** DO THIS **
The exercise asks for every line of the data to be reproduced exactly.

[Data items]
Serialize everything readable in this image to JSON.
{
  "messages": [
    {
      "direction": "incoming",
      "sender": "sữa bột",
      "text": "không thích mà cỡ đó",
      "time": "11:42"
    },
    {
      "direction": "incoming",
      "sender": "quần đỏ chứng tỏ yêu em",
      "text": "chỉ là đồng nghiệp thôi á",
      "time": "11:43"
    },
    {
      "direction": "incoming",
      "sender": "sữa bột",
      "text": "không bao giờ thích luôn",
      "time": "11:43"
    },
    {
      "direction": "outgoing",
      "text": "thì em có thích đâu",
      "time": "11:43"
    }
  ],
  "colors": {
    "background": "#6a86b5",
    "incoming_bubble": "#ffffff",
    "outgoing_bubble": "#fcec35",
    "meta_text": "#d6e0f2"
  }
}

** COMPLETED EXERCISE **
Serialize everything readable in this image to JSON.
{
  "messages": [
    {
      "direction": "incoming",
      "sender": "sữa bột",
      "text": "không thích mà cỡ đó",
      "time": "11:42"
    },
    {
      "direction": "incoming",
      "sender": "quần đỏ chứng tỏ yêu em",
      "text": "chỉ là đồng nghiệp thôi á",
      "time": "11:43"
    },
    {
      "direction": "incoming",
      "sender": "sữa bột",
      "text": "không bao giờ thích luôn",
      "time": "11:43"
    },
    {
      "direction": "outgoing",
      "text": "thì em có thích đâu",
      "time": "11:43"
    }
  ],
  "colors": {
    "background": "#6a86b5",
    "incoming_bubble": "#ffffff",
    "outgoing_bubble": "#fcec35",
    "meta_text": "#d6e0f2"
  }
}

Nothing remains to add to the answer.